What you should do: Print all the entries verbatim.

Record set:
▼▼▼

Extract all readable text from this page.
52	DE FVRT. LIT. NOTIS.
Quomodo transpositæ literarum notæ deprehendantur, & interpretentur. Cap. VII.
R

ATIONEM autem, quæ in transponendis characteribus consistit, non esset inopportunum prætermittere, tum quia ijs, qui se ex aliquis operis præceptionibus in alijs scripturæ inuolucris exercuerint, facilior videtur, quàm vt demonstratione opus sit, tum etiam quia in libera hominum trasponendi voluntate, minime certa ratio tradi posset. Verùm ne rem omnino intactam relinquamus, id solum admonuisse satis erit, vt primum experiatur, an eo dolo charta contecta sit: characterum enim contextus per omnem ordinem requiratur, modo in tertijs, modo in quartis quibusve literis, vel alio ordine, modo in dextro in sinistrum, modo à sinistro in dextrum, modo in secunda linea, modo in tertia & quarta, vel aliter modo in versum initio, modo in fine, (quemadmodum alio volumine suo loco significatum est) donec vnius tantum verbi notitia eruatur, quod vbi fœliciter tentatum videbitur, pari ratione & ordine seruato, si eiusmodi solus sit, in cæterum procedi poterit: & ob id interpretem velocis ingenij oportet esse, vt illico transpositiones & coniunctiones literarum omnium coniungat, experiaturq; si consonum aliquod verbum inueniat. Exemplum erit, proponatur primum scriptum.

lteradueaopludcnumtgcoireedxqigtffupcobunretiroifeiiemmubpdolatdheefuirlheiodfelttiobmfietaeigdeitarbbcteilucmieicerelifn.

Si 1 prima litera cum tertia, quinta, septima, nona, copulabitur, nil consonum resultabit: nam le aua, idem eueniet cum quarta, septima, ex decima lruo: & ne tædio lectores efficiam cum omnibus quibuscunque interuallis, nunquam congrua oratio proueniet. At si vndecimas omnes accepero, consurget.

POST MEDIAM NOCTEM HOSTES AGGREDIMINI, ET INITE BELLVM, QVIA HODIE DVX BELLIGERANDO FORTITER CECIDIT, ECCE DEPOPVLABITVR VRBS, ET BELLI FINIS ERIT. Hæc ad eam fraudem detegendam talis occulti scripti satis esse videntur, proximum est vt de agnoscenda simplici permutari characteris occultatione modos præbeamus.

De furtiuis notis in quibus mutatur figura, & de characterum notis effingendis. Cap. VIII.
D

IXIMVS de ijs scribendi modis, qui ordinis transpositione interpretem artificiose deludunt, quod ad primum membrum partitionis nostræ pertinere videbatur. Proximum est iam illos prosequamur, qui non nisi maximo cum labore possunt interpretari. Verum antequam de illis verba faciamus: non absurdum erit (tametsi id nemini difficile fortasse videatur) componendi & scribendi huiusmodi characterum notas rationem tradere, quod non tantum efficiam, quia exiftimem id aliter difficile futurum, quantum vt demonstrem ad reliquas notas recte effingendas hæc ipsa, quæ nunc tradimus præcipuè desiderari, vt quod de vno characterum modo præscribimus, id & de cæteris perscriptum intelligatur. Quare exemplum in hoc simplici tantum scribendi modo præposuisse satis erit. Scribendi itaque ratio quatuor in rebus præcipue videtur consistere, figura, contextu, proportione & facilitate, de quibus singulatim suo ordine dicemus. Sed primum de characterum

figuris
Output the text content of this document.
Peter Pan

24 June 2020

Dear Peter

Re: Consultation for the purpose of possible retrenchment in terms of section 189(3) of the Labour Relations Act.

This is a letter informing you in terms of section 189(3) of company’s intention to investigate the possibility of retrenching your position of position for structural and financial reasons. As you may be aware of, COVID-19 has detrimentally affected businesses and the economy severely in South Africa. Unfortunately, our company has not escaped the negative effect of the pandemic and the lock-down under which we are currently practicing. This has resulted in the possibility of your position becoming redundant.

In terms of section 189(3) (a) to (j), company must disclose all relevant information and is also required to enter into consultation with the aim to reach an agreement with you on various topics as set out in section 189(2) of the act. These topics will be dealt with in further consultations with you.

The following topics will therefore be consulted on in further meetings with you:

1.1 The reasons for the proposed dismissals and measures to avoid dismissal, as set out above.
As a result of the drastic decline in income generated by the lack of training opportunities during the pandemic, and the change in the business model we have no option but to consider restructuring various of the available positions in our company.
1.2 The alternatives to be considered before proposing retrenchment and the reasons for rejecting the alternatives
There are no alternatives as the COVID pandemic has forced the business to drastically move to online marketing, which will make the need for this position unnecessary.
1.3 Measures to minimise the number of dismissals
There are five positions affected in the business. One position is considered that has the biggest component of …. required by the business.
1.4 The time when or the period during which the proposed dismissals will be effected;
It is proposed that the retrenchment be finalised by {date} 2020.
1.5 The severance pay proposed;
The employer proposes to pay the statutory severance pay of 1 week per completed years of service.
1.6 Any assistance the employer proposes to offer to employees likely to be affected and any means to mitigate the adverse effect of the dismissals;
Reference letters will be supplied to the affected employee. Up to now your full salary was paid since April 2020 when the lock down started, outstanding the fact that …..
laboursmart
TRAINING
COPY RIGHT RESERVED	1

▲▲▲

Response:
Extract all readable text from this page.
52	DE FVRT. LIT. NOTIS.
Quomodo transpositæ literarum notæ deprehendantur, & interpretentur. Cap. VII.
R

ATIONEM autem, quæ in transponendis characteribus consistit, non esset inopportunum prætermittere, tum quia ijs, qui se ex aliquis operis præceptionibus in alijs scripturæ inuolucris exercuerint, facilior videtur, quàm vt demonstratione opus sit, tum etiam quia in libera hominum trasponendi voluntate, minime certa ratio tradi posset. Verùm ne rem omnino intactam relinquamus, id solum admonuisse satis erit, vt primum experiatur, an eo dolo charta contecta sit: characterum enim contextus per omnem ordinem requiratur, modo in tertijs, modo in quartis quibusve literis, vel alio ordine, modo in dextro in sinistrum, modo à sinistro in dextrum, modo in secunda linea, modo in tertia & quarta, vel aliter modo in versum initio, modo in fine, (quemadmodum alio volumine suo loco significatum est) donec vnius tantum verbi notitia eruatur, quod vbi fœliciter tentatum videbitur, pari ratione & ordine seruato, si eiusmodi solus sit, in cæterum procedi poterit: & ob id interpretem velocis ingenij oportet esse, vt illico transpositiones & coniunctiones literarum omnium coniungat, experiaturq; si consonum aliquod verbum inueniat. Exemplum erit, proponatur primum scriptum.

lteradueaopludcnumtgcoireedxqigtffupcobunretiroifeiiemmubpdolatdheefuirlheiodfelttiobmfietaeigdeitarbbcteilucmieicerelifn.

Si 1 prima litera cum tertia, quinta, septima, nona, copulabitur, nil consonum resultabit: nam le aua, idem eueniet cum quarta, septima, ex decima lruo: & ne tædio lectores efficiam cum omnibus quibuscunque interuallis, nunquam congrua oratio proueniet. At si vndecimas omnes accepero, consurget.

POST MEDIAM NOCTEM HOSTES AGGREDIMINI, ET INITE BELLVM, QVIA HODIE DVX BELLIGERANDO FORTITER CECIDIT, ECCE DEPOPVLABITVR VRBS, ET BELLI FINIS ERIT. Hæc ad eam fraudem detegendam talis occulti scripti satis esse videntur, proximum est vt de agnoscenda simplici permutari characteris occultatione modos præbeamus.

De furtiuis notis in quibus mutatur figura, & de characterum notis effingendis. Cap. VIII.
D

IXIMVS de ijs scribendi modis, qui ordinis transpositione interpretem artificiose deludunt, quod ad primum membrum partitionis nostræ pertinere videbatur. Proximum est iam illos prosequamur, qui non nisi maximo cum labore possunt interpretari. Verum antequam de illis verba faciamus: non absurdum erit (tametsi id nemini difficile fortasse videatur) componendi & scribendi huiusmodi characterum notas rationem tradere, quod non tantum efficiam, quia exiftimem id aliter difficile futurum, quantum vt demonstrem ad reliquas notas recte effingendas hæc ipsa, quæ nunc tradimus præcipuè desiderari, vt quod de vno characterum modo præscribimus, id & de cæteris perscriptum intelligatur. Quare exemplum in hoc simplici tantum scribendi modo præposuisse satis erit. Scribendi itaque ratio quatuor in rebus præcipue videtur consistere, figura, contextu, proportione & facilitate, de quibus singulatim suo ordine dicemus. Sed primum de characterum

figuris
Output the text content of this document.
Peter Pan

24 June 2020

Dear Peter

Re: Consultation for the purpose of possible retrenchment in terms of section 189(3) of the Labour Relations Act.

This is a letter informing you in terms of section 189(3) of company’s intention to investigate the possibility of retrenching your position of position for structural and financial reasons. As you may be aware of, COVID-19 has detrimentally affected businesses and the economy severely in South Africa. Unfortunately, our company has not escaped the negative effect of the pandemic and the lock-down under which we are currently practicing. This has resulted in the possibility of your position becoming redundant.

In terms of section 189(3) (a) to (j), company must disclose all relevant information and is also required to enter into consultation with the aim to reach an agreement with you on various topics as set out in section 189(2) of the act. These topics will be dealt with in further consultations with you.

The following topics will therefore be consulted on in further meetings with you:

1.1 The reasons for the proposed dismissals and measures to avoid dismissal, as set out above.
As a result of the drastic decline in income generated by the lack of training opportunities during the pandemic, and the change in the business model we have no option but to consider restructuring various of the available positions in our company.
1.2 The alternatives to be considered before proposing retrenchment and the reasons for rejecting the alternatives
There are no alternatives as the COVID pandemic has forced the business to drastically move to online marketing, which will make the need for this position unnecessary.
1.3 Measures to minimise the number of dismissals
There are five positions affected in the business. One position is considered that has the biggest component of …. required by the business.
1.4 The time when or the period during which the proposed dismissals will be effected;
It is proposed that the retrenchment be finalised by {date} 2020.
1.5 The severance pay proposed;
The employer proposes to pay the statutory severance pay of 1 week per completed years of service.
1.6 Any assistance the employer proposes to offer to employees likely to be affected and any means to mitigate the adverse effect of the dismissals;
Reference letters will be supplied to the affected employee. Up to now your full salary was paid since April 2020 when the lock down started, outstanding the fact that …..
laboursmart
TRAINING
COPY RIGHT RESERVED	1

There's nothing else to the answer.